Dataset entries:
—————
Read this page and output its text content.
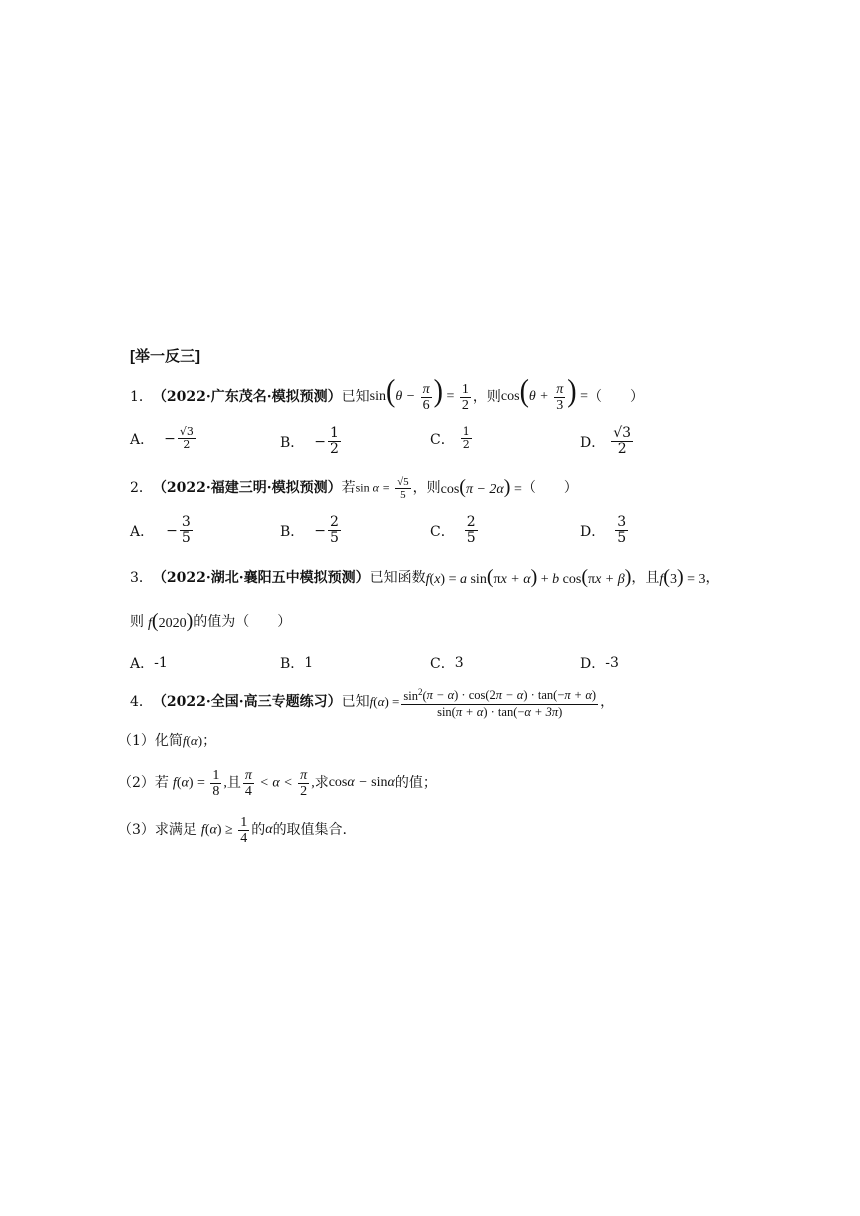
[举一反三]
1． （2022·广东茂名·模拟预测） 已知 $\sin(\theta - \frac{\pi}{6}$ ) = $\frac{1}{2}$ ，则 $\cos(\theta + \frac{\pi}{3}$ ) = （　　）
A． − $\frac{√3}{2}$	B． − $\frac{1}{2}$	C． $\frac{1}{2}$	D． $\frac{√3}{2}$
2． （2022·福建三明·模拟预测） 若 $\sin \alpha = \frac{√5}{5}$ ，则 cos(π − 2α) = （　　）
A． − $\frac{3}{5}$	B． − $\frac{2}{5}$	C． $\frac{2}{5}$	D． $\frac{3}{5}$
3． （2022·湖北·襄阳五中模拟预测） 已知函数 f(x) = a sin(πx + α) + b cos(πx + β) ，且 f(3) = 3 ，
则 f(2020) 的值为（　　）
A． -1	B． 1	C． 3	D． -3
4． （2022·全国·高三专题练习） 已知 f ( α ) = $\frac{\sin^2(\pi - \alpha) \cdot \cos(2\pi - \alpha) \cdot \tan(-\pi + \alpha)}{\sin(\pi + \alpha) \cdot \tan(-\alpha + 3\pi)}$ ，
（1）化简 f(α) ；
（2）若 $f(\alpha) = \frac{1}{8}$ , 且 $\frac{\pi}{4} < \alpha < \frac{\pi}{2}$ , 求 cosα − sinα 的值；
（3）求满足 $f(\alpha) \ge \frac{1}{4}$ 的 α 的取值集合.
—————
# [Aim of the exercise]
Apart from the pictures, the entries above are to be repeated in full and exactly.

# [Result for this exercise]
Read this page and output its text content.
[举一反三]
1． （2022·广东茂名·模拟预测） 已知 $\sin(\theta - \frac{\pi}{6}$ ) = $\frac{1}{2}$ ，则 $\cos(\theta + \frac{\pi}{3}$ ) = （　　）
A． − $\frac{√3}{2}$	B． − $\frac{1}{2}$	C． $\frac{1}{2}$	D． $\frac{√3}{2}$
2． （2022·福建三明·模拟预测） 若 $\sin \alpha = \frac{√5}{5}$ ，则 cos(π − 2α) = （　　）
A． − $\frac{3}{5}$	B． − $\frac{2}{5}$	C． $\frac{2}{5}$	D． $\frac{3}{5}$
3． （2022·湖北·襄阳五中模拟预测） 已知函数 f(x) = a sin(πx + α) + b cos(πx + β) ，且 f(3) = 3 ，
则 f(2020) 的值为（　　）
A． -1	B． 1	C． 3	D． -3
4． （2022·全国·高三专题练习） 已知 f ( α ) = $\frac{\sin^2(\pi - \alpha) \cdot \cos(2\pi - \alpha) \cdot \tan(-\pi + \alpha)}{\sin(\pi + \alpha) \cdot \tan(-\alpha + 3\pi)}$ ，
（1）化简 f(α) ；
（2）若 $f(\alpha) = \frac{1}{8}$ , 且 $\frac{\pi}{4} < \alpha < \frac{\pi}{2}$ , 求 cosα − sinα 的值；
（3）求满足 $f(\alpha) \ge \frac{1}{4}$ 的 α 的取值集合.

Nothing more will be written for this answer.